Copy the data below character for character, starting with the line that contains "395, 561, 401]" and going on through the line that contains "comments-list: saraleutenegger Yes".

━━━━━━━━━━━━━━━━━━━━

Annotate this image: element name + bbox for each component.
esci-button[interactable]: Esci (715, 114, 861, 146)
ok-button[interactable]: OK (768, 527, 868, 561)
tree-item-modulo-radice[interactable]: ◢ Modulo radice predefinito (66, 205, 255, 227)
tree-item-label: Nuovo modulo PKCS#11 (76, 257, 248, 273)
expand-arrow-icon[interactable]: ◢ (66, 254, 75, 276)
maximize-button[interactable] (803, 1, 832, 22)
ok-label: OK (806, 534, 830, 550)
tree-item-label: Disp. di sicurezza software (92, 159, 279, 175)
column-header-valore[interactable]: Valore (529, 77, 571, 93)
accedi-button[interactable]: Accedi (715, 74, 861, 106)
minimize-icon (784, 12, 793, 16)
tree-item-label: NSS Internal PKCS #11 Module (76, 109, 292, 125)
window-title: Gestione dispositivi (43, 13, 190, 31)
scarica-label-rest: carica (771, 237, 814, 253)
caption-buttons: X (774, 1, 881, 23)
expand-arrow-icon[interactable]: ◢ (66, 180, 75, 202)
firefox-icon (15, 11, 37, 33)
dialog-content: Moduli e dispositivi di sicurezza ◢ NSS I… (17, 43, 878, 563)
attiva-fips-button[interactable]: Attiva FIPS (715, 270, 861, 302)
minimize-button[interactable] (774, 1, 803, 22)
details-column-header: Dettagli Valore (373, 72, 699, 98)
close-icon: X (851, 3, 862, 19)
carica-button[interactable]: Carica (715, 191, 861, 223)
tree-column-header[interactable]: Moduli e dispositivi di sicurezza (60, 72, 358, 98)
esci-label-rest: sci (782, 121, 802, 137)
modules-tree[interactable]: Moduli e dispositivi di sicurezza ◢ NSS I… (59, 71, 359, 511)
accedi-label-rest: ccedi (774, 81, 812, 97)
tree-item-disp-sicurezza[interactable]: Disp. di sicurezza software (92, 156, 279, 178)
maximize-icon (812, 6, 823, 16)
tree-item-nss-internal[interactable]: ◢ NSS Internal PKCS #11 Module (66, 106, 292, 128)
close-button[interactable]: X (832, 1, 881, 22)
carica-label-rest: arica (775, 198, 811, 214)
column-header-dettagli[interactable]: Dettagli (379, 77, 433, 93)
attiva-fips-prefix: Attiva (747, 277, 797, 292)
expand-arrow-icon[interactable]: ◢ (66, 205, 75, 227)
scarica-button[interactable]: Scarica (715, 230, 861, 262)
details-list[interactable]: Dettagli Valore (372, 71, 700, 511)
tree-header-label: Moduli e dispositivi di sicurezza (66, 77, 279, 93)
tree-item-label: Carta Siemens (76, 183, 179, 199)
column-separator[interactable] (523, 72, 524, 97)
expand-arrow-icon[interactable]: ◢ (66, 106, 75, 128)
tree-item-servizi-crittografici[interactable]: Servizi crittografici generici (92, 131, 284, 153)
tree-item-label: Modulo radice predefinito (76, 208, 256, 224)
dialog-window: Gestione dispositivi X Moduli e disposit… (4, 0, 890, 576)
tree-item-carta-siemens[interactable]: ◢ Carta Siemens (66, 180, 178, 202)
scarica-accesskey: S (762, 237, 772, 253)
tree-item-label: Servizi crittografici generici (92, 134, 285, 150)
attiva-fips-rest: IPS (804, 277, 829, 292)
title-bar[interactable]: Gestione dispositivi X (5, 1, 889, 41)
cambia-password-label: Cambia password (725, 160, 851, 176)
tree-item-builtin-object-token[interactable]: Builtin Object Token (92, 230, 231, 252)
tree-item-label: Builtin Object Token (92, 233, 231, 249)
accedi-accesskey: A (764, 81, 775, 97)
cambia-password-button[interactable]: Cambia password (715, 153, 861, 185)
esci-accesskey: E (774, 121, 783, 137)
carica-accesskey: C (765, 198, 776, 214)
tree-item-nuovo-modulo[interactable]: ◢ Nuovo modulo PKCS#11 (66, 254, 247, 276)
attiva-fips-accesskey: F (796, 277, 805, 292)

━━━━━━━━━━━━━━━━━━━━

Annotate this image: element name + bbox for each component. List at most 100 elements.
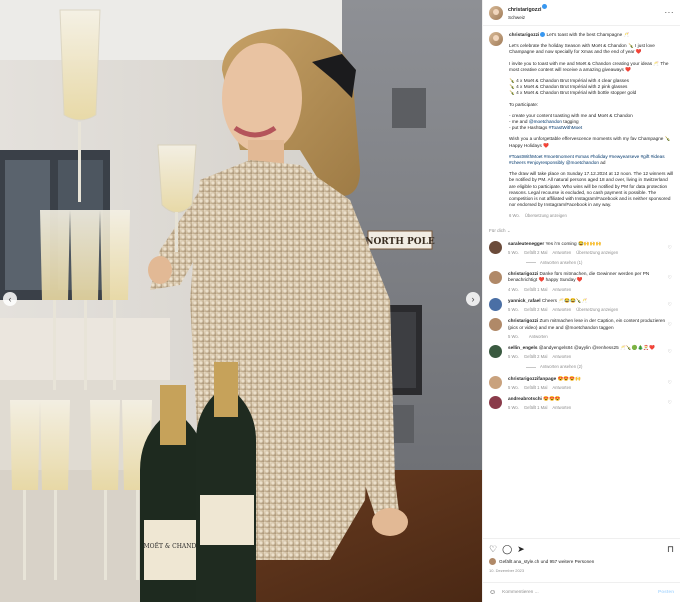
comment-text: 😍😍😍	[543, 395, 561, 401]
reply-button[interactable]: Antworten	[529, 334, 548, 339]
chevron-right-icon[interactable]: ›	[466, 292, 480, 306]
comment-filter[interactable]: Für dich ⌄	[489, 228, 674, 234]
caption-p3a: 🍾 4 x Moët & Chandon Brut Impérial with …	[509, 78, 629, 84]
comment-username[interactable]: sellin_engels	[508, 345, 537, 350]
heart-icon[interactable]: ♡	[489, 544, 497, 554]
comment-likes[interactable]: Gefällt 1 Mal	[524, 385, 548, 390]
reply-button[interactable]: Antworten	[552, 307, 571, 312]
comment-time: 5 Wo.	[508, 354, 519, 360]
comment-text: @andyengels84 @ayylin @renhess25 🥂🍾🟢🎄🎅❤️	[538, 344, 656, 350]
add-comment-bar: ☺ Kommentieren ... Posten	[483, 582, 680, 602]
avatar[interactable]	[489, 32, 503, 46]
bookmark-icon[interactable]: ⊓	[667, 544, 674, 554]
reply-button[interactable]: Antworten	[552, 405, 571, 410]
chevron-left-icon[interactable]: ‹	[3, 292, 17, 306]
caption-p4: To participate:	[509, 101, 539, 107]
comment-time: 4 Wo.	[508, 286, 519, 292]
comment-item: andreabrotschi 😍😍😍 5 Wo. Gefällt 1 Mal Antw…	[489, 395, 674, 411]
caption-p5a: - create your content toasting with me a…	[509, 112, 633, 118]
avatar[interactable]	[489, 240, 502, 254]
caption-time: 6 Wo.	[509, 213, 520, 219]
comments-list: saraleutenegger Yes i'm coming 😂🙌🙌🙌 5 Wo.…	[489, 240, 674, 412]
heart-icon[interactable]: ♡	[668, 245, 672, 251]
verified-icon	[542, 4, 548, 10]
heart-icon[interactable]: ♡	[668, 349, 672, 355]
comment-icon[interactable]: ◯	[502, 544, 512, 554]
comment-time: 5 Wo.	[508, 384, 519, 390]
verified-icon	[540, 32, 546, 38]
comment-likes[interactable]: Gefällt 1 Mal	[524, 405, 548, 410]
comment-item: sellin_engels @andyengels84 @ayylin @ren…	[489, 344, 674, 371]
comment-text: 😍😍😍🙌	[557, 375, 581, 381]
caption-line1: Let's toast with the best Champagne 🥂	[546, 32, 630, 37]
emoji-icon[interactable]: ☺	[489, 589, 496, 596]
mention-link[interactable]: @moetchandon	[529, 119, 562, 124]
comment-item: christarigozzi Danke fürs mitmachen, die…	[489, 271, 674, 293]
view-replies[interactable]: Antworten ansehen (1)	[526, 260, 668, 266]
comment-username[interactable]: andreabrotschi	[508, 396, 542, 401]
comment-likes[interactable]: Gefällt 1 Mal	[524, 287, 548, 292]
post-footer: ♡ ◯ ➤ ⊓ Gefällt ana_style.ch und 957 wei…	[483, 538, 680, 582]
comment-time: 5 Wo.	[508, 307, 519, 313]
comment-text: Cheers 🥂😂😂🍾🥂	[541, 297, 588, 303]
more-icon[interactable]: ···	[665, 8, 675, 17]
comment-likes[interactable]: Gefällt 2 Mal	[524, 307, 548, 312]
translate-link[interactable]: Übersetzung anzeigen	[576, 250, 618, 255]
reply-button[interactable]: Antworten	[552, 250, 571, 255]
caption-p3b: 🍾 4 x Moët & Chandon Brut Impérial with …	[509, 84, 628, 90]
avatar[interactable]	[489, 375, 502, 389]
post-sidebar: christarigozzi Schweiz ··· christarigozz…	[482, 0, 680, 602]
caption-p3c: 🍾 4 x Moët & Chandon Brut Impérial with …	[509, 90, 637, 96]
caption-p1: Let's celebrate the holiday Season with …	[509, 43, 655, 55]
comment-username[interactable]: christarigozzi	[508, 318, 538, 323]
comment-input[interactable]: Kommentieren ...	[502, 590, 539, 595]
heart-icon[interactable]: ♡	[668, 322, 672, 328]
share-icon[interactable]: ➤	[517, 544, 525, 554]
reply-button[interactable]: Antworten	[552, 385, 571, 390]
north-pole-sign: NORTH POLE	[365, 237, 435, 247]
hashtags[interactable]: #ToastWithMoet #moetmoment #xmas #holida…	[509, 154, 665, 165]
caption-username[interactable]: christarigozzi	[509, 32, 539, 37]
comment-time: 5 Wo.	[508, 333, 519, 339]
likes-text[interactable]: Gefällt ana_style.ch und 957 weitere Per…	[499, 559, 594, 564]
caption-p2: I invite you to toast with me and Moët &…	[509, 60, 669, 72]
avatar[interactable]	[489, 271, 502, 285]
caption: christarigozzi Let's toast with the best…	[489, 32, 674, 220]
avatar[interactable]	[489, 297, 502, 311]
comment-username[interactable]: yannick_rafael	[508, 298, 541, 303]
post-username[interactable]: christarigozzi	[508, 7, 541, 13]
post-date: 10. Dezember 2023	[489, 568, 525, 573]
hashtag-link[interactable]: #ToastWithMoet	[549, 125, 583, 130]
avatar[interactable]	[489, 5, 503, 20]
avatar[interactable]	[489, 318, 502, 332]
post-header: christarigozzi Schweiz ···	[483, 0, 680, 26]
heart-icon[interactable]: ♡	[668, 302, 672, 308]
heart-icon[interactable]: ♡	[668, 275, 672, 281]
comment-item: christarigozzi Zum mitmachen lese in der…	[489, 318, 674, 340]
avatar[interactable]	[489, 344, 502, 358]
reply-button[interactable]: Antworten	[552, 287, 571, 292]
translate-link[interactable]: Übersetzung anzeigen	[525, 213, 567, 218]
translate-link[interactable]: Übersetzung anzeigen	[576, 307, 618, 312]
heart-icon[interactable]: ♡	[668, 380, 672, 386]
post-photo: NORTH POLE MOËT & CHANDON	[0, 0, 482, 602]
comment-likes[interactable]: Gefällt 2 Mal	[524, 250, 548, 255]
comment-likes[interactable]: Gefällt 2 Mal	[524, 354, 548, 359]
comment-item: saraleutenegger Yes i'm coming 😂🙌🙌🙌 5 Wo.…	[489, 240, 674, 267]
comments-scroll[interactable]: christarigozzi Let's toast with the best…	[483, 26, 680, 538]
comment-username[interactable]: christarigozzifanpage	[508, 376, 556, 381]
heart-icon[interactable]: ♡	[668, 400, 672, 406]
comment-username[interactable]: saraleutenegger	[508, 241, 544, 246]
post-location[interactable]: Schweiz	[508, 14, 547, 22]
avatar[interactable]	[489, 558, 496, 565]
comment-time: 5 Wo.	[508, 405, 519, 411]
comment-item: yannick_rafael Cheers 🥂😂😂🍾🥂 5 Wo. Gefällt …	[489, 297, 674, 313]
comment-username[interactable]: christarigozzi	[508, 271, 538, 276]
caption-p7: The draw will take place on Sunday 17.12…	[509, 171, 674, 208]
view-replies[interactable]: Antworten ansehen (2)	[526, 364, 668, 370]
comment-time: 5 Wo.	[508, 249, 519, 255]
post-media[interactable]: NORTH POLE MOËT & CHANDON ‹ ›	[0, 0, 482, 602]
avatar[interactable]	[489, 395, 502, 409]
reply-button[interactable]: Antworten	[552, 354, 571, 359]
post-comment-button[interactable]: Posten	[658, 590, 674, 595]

━━━━━━━━━━━━━━━━━━━━

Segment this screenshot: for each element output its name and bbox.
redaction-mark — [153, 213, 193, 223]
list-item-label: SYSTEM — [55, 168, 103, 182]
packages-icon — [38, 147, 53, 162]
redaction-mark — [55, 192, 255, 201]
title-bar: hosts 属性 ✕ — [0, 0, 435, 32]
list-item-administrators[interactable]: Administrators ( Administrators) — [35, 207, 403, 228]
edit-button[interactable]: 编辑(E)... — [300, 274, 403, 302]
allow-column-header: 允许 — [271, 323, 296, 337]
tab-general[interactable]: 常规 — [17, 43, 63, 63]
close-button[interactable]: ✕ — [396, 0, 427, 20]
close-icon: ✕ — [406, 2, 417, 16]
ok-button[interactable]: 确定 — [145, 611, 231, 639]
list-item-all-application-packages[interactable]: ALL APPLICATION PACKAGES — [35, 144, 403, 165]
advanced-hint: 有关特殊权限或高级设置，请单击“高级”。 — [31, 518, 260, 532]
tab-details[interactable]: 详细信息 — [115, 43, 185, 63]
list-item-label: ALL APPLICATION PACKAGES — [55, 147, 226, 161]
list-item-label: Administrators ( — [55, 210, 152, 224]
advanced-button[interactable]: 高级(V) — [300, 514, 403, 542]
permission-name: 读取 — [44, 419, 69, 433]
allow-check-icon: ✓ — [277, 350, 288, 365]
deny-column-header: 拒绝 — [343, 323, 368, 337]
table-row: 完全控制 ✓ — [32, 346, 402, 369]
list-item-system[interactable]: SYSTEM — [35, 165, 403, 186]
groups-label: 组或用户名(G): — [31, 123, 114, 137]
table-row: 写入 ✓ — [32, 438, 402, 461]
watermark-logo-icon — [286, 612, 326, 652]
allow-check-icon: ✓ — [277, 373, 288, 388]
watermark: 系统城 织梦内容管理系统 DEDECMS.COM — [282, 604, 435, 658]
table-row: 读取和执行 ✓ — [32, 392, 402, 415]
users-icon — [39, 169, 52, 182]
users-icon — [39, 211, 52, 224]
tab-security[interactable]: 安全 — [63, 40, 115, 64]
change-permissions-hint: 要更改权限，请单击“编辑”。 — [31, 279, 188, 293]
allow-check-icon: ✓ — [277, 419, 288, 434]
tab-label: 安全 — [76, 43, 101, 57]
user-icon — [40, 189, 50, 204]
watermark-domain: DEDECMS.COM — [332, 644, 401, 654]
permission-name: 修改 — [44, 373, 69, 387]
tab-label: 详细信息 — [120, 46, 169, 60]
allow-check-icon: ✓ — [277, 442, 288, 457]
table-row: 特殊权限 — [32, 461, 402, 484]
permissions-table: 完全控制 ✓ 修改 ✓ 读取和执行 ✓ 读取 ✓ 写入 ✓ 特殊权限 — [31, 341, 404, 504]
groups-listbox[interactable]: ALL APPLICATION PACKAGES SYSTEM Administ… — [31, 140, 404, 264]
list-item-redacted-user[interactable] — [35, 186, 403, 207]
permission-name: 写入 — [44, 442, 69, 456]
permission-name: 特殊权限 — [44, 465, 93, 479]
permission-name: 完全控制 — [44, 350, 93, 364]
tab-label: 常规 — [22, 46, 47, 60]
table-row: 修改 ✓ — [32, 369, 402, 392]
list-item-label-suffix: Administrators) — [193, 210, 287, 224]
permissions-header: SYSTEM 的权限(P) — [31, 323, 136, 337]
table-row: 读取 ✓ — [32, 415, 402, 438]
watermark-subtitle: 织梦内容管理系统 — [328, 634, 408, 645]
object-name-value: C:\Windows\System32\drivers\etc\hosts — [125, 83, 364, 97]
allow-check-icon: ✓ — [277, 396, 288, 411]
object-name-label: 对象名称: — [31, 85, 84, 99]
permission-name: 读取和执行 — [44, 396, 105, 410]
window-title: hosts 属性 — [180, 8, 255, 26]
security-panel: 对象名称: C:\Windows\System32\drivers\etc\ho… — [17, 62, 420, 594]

━━━━━━━━━━━━━━━━━━━━

» **RESULT BELOW**
comment-text: 😍😍😍	[543, 395, 561, 401]
reply-button[interactable]: Antworten	[529, 334, 548, 339]
chevron-right-icon[interactable]: ›	[466, 292, 480, 306]
comment-filter[interactable]: Für dich ⌄	[489, 228, 674, 234]
caption-p3a: 🍾 4 x Moët & Chandon Brut Impérial with …	[509, 78, 629, 84]
comment-username[interactable]: sellin_engels	[508, 345, 537, 350]
heart-icon[interactable]: ♡	[489, 544, 497, 554]
comment-likes[interactable]: Gefällt 1 Mal	[524, 385, 548, 390]
reply-button[interactable]: Antworten	[552, 307, 571, 312]
comment-time: 5 Wo.	[508, 354, 519, 360]
comment-text: @andyengels84 @ayylin @renhess25 🥂🍾🟢🎄🎅❤️	[538, 344, 656, 350]
add-comment-bar: ☺ Kommentieren ... Posten	[483, 582, 680, 602]
avatar[interactable]	[489, 32, 503, 46]
bookmark-icon[interactable]: ⊓	[667, 544, 674, 554]
reply-button[interactable]: Antworten	[552, 405, 571, 410]
chevron-left-icon[interactable]: ‹	[3, 292, 17, 306]
caption-p4: To participate:	[509, 101, 539, 107]
comment-time: 4 Wo.	[508, 286, 519, 292]
comment-item: andreabrotschi 😍😍😍 5 Wo. Gefällt 1 Mal Antw…	[489, 395, 674, 411]
caption-p5a: - create your content toasting with me a…	[509, 112, 633, 118]
avatar[interactable]	[489, 240, 502, 254]
caption-time: 6 Wo.	[509, 213, 520, 219]
comments-list: saraleutenegger Yes i'm coming 😂🙌🙌🙌 5 Wo.…	[489, 240, 674, 412]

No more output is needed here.